→ **WORK TO COMPLETE**
Keep only those lines of the records that include the string "window".

→ **STORED DATA**
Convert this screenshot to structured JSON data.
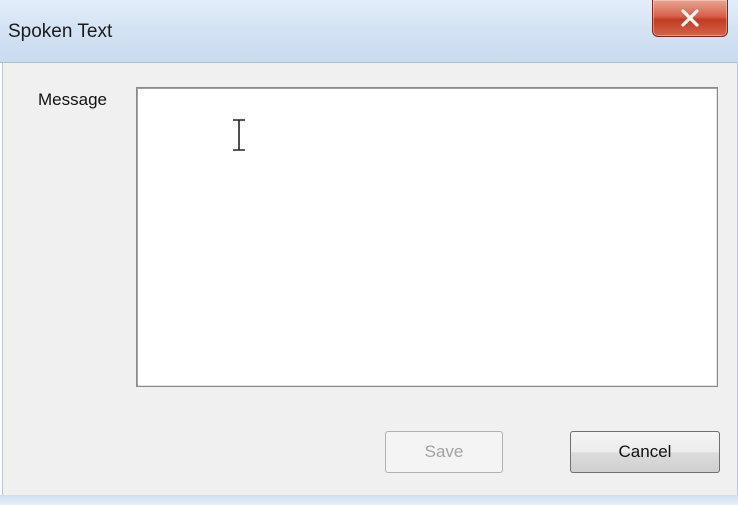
{
  "window": {
    "title": "Spoken Text"
  },
  "form": {
    "message_label": "Message",
    "message_value": ""
  },
  "buttons": {
    "save_label": "Save",
    "cancel_label": "Cancel"
  },
  "icons": {
    "close": "close-icon",
    "cursor": "text-cursor-icon"
  },
  "colors": {
    "titlebar": "#d4e3f4",
    "close_button": "#c84a30",
    "dialog_background": "#f0f0f0"
  }
}
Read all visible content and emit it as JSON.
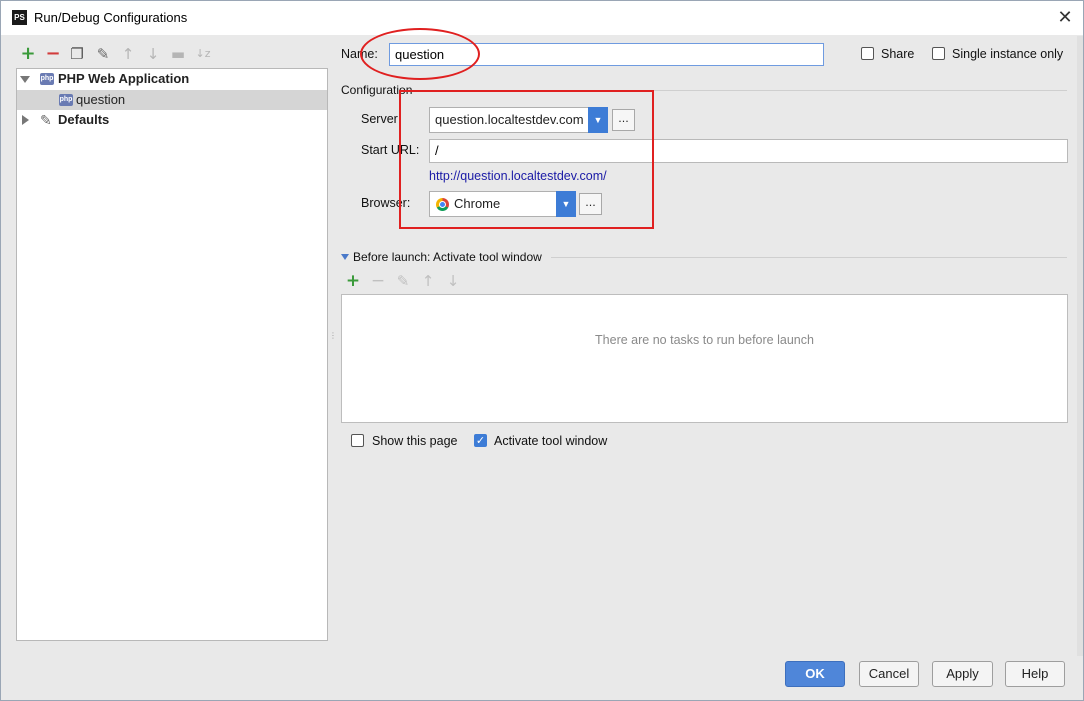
{
  "window": {
    "title": "Run/Debug Configurations",
    "app_icon": "PS"
  },
  "toolbar": {
    "add": "+",
    "remove": "−",
    "copy": "❐",
    "edit_defaults": "✎",
    "up": "↑",
    "down": "↓",
    "folder": "▬",
    "sort": "↓z"
  },
  "tree": {
    "group_label": "PHP Web Application",
    "item_label": "question",
    "defaults_label": "Defaults",
    "php_badge": "php"
  },
  "form": {
    "name_label": "Name:",
    "name_value": "question",
    "share_label": "Share",
    "share_checked": false,
    "single_instance_label": "Single instance only",
    "single_instance_checked": false,
    "configuration_title": "Configuration",
    "server_label": "Server",
    "server_value": "question.localtestdev.com",
    "start_url_label": "Start URL:",
    "start_url_value": "/",
    "resolved_url": "http://question.localtestdev.com/",
    "browser_label": "Browser:",
    "browser_value": "Chrome",
    "dots": "..."
  },
  "before_launch": {
    "title": "Before launch: Activate tool window",
    "empty_text": "There are no tasks to run before launch",
    "show_page_label": "Show this page",
    "show_page_checked": false,
    "activate_label": "Activate tool window",
    "activate_checked": true
  },
  "buttons": {
    "ok": "OK",
    "cancel": "Cancel",
    "apply": "Apply",
    "help": "Help"
  },
  "colors": {
    "accent": "#3d7cd6",
    "annotation": "#e02020",
    "link": "#1a1aa6",
    "add_green": "#3a9a3a",
    "remove_red": "#d23c3c"
  }
}
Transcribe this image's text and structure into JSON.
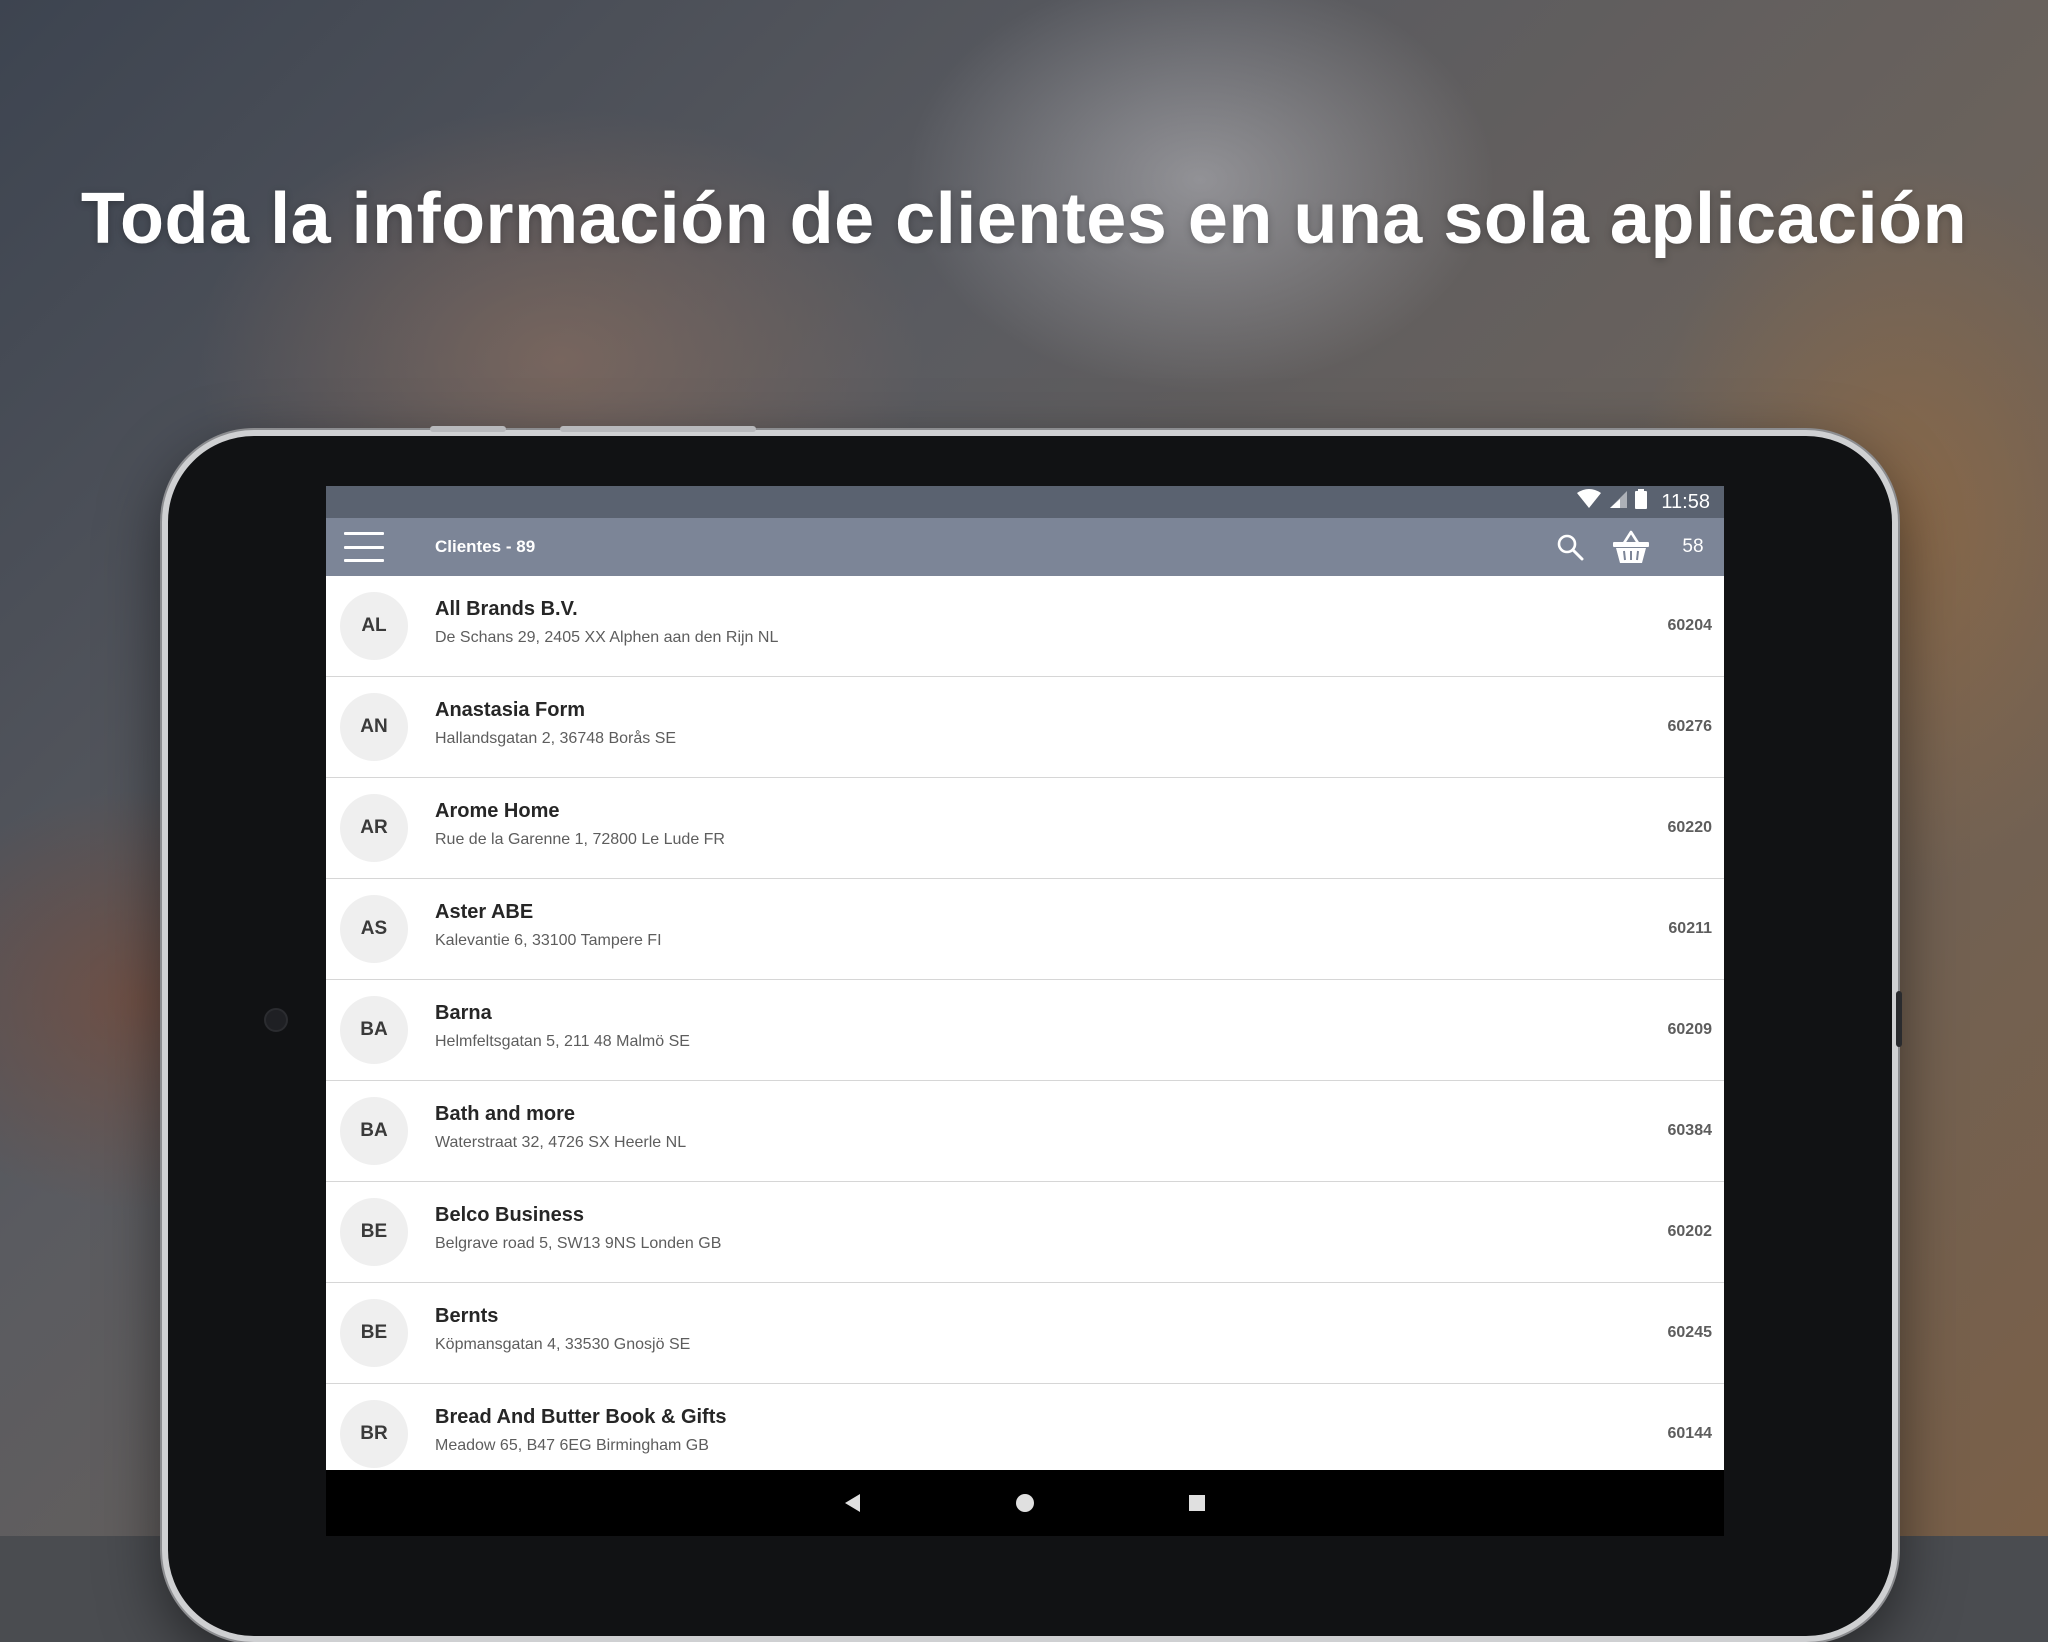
{
  "headline": "Toda la información de clientes en una sola aplicación",
  "status_bar": {
    "time": "11:58",
    "icons": [
      "wifi-icon",
      "signal-icon",
      "battery-icon"
    ]
  },
  "app_bar": {
    "title": "Clientes - 89",
    "menu_icon": "menu-icon",
    "search_icon": "search-icon",
    "cart_icon": "basket-icon",
    "cart_count": "58"
  },
  "customers": [
    {
      "initials": "AL",
      "name": "All Brands B.V.",
      "address": "De Schans 29, 2405 XX Alphen aan den Rijn NL",
      "code": "60204"
    },
    {
      "initials": "AN",
      "name": "Anastasia Form",
      "address": "Hallandsgatan 2, 36748 Borås SE",
      "code": "60276"
    },
    {
      "initials": "AR",
      "name": "Arome Home",
      "address": "Rue de la Garenne 1, 72800 Le Lude FR",
      "code": "60220"
    },
    {
      "initials": "AS",
      "name": "Aster ABE",
      "address": "Kalevantie 6, 33100 Tampere FI",
      "code": "60211"
    },
    {
      "initials": "BA",
      "name": "Barna",
      "address": "Helmfeltsgatan 5, 211 48 Malmö SE",
      "code": "60209"
    },
    {
      "initials": "BA",
      "name": "Bath and more",
      "address": "Waterstraat 32, 4726 SX Heerle NL",
      "code": "60384"
    },
    {
      "initials": "BE",
      "name": "Belco Business",
      "address": "Belgrave road 5, SW13 9NS Londen GB",
      "code": "60202"
    },
    {
      "initials": "BE",
      "name": "Bernts",
      "address": "Köpmansgatan 4, 33530 Gnosjö SE",
      "code": "60245"
    },
    {
      "initials": "BR",
      "name": "Bread And Butter Book & Gifts",
      "address": "Meadow 65, B47 6EG Birmingham GB",
      "code": "60144"
    }
  ],
  "nav_bar": {
    "icons": [
      "back-icon",
      "home-icon",
      "recents-icon"
    ]
  },
  "colors": {
    "status_bar": "#5a6270",
    "app_bar": "#7c8597",
    "avatar_bg": "#efefef",
    "divider": "#d6d6d6"
  }
}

→ **RIGHT ANSWER**
  "window": {
  "window": {
    "title": "Before launch: Activate tool window",
    "activate_label": "Activate tool window",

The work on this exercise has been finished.